(Dataset records on visual material)

============================================================

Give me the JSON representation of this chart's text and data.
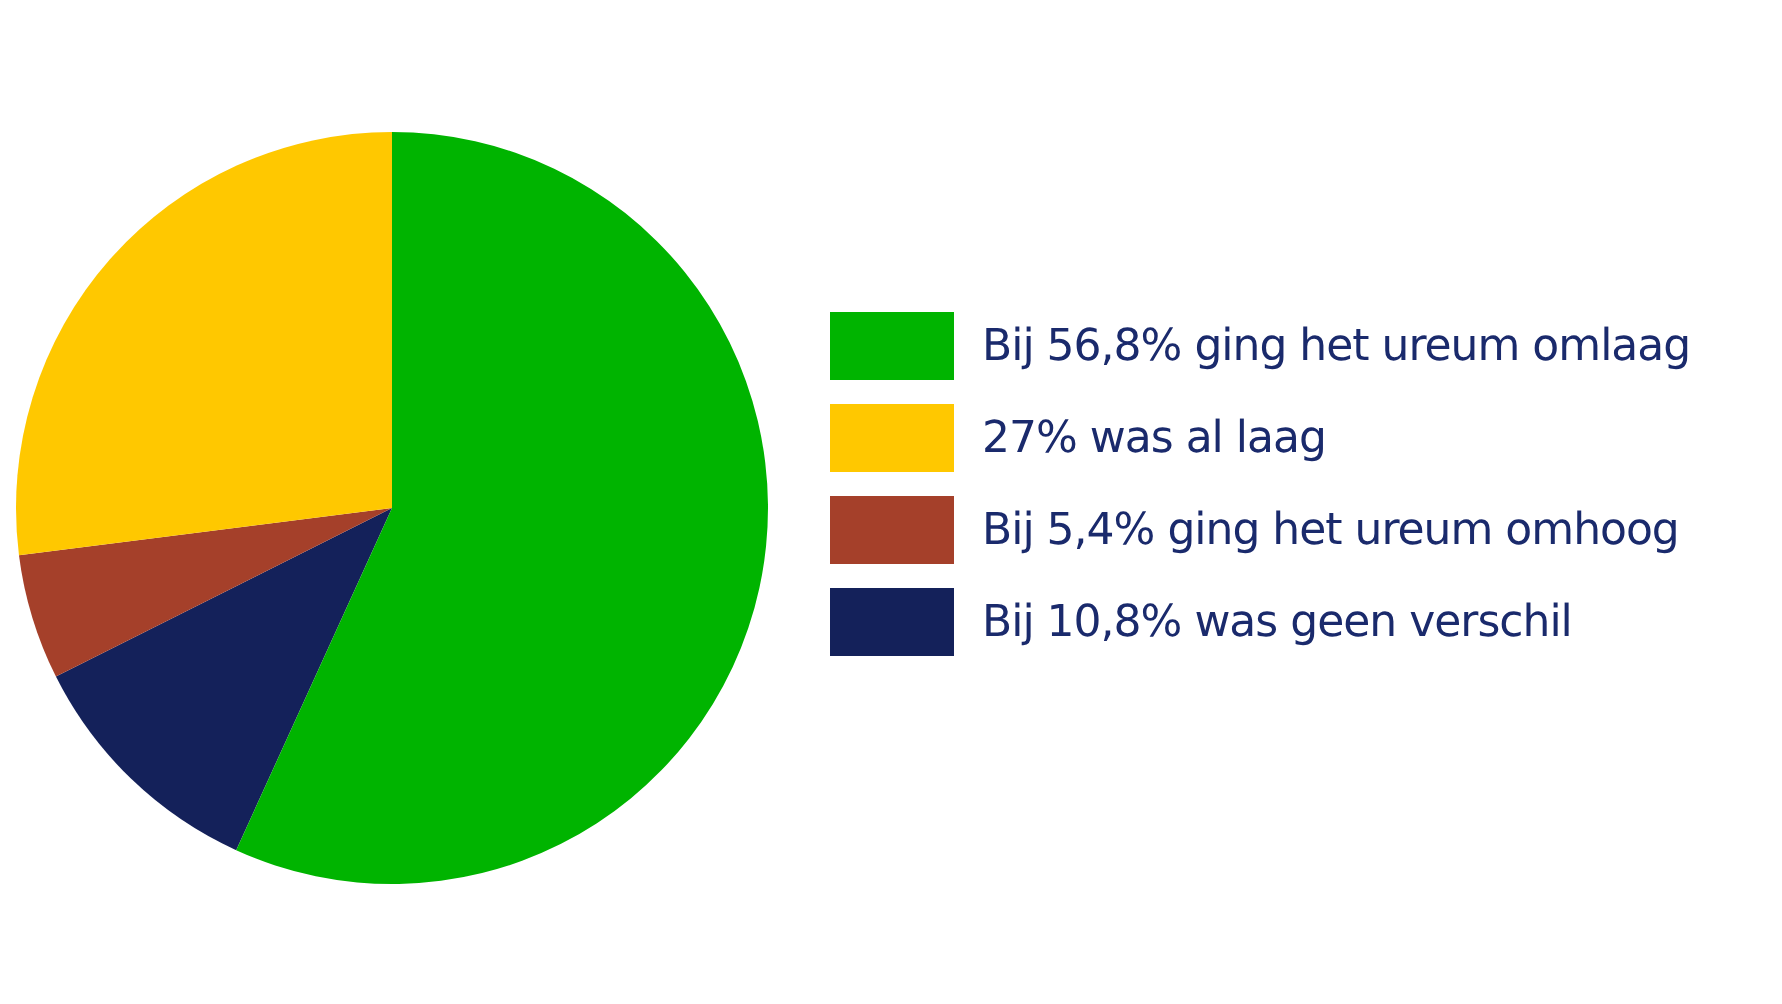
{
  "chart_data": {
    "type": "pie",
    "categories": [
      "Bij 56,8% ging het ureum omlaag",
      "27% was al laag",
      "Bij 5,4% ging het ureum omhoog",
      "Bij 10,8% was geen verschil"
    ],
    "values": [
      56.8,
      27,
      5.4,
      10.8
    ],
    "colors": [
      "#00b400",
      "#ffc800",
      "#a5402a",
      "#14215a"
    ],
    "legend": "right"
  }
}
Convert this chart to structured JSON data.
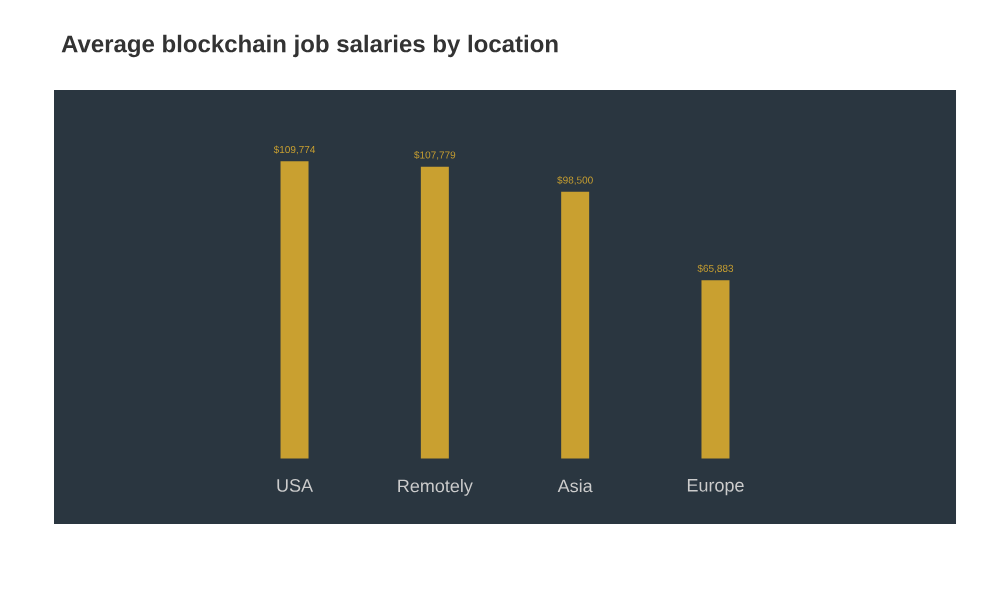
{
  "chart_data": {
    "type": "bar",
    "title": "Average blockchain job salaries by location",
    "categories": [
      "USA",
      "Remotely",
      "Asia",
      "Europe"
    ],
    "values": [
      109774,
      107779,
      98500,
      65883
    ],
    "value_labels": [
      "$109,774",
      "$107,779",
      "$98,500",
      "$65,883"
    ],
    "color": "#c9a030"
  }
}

============================================================

● **What to produce**
Omit the pictures and print again exactly the lines from the one with "Convert this chart to structured JSON data." through the final line of the entries, both ends included.

● **Solution to this problem**
Convert this chart to structured JSON data.
{
  "chart_data": {
    "type": "bar",
    "title": "Average blockchain job salaries by location",
    "categories": [
      "USA",
      "Remotely",
      "Asia",
      "Europe"
    ],
    "values": [
      109774,
      107779,
      98500,
      65883
    ],
    "value_labels": [
      "$109,774",
      "$107,779",
      "$98,500",
      "$65,883"
    ],
    "color": "#c9a030"
  }
}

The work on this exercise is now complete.